What to produce: The entries that follow should be written out exactly.

Given records:
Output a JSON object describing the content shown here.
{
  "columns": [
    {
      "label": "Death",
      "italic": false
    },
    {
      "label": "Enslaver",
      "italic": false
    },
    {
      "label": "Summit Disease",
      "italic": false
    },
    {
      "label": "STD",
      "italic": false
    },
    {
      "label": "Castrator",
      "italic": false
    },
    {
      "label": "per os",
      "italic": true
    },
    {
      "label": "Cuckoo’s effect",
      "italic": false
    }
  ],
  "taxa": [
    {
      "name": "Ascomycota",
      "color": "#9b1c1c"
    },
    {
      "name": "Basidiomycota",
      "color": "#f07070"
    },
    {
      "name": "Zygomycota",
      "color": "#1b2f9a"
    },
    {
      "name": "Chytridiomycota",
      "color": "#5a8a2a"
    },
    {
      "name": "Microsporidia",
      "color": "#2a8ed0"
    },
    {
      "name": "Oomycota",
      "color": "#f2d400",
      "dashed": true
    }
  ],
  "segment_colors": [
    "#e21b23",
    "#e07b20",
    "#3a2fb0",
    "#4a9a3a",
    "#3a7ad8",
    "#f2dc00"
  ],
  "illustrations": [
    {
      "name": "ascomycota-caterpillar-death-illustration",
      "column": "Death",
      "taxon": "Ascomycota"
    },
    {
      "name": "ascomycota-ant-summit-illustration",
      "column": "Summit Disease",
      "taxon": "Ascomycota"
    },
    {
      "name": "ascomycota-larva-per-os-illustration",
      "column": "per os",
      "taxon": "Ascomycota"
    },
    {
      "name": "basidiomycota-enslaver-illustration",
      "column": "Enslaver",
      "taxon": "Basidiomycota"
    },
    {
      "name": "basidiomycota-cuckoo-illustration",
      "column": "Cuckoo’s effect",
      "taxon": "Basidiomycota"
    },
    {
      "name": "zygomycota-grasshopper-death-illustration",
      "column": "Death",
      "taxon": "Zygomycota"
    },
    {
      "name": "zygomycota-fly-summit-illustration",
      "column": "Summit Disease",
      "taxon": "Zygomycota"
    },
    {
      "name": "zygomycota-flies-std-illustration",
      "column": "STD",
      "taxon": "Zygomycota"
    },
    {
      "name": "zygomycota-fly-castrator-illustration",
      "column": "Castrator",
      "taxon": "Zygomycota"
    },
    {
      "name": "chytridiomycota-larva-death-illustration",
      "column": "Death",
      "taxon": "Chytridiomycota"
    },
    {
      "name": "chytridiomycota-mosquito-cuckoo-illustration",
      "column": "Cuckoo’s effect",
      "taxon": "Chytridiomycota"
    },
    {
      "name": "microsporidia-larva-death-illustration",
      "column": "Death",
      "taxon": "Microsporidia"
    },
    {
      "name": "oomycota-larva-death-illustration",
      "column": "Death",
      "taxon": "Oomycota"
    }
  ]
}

Written reply:
Output a JSON object describing the content shown here.
{
  "columns": [
    {
      "label": "Death",
      "italic": false
    },
    {
      "label": "Enslaver",
      "italic": false
    },
    {
      "label": "Summit Disease",
      "italic": false
    },
    {
      "label": "STD",
      "italic": false
    },
    {
      "label": "Castrator",
      "italic": false
    },
    {
      "label": "per os",
      "italic": true
    },
    {
      "label": "Cuckoo’s effect",
      "italic": false
    }
  ],
  "taxa": [
    {
      "name": "Ascomycota",
      "color": "#9b1c1c"
    },
    {
      "name": "Basidiomycota",
      "color": "#f07070"
    },
    {
      "name": "Zygomycota",
      "color": "#1b2f9a"
    },
    {
      "name": "Chytridiomycota",
      "color": "#5a8a2a"
    },
    {
      "name": "Microsporidia",
      "color": "#2a8ed0"
    },
    {
      "name": "Oomycota",
      "color": "#f2d400",
      "dashed": true
    }
  ],
  "segment_colors": [
    "#e21b23",
    "#e07b20",
    "#3a2fb0",
    "#4a9a3a",
    "#3a7ad8",
    "#f2dc00"
  ],
  "illustrations": [
    {
      "name": "ascomycota-caterpillar-death-illustration",
      "column": "Death",
      "taxon": "Ascomycota"
    },
    {
      "name": "ascomycota-ant-summit-illustration",
      "column": "Summit Disease",
      "taxon": "Ascomycota"
    },
    {
      "name": "ascomycota-larva-per-os-illustration",
      "column": "per os",
      "taxon": "Ascomycota"
    },
    {
      "name": "basidiomycota-enslaver-illustration",
      "column": "Enslaver",
      "taxon": "Basidiomycota"
    },
    {
      "name": "basidiomycota-cuckoo-illustration",
      "column": "Cuckoo’s effect",
      "taxon": "Basidiomycota"
    },
    {
      "name": "zygomycota-grasshopper-death-illustration",
      "column": "Death",
      "taxon": "Zygomycota"
    },
    {
      "name": "zygomycota-fly-summit-illustration",
      "column": "Summit Disease",
      "taxon": "Zygomycota"
    },
    {
      "name": "zygomycota-flies-std-illustration",
      "column": "STD",
      "taxon": "Zygomycota"
    },
    {
      "name": "zygomycota-fly-castrator-illustration",
      "column": "Castrator",
      "taxon": "Zygomycota"
    },
    {
      "name": "chytridiomycota-larva-death-illustration",
      "column": "Death",
      "taxon": "Chytridiomycota"
    },
    {
      "name": "chytridiomycota-mosquito-cuckoo-illustration",
      "column": "Cuckoo’s effect",
      "taxon": "Chytridiomycota"
    },
    {
      "name": "microsporidia-larva-death-illustration",
      "column": "Death",
      "taxon": "Microsporidia"
    },
    {
      "name": "oomycota-larva-death-illustration",
      "column": "Death",
      "taxon": "Oomycota"
    }
  ]
}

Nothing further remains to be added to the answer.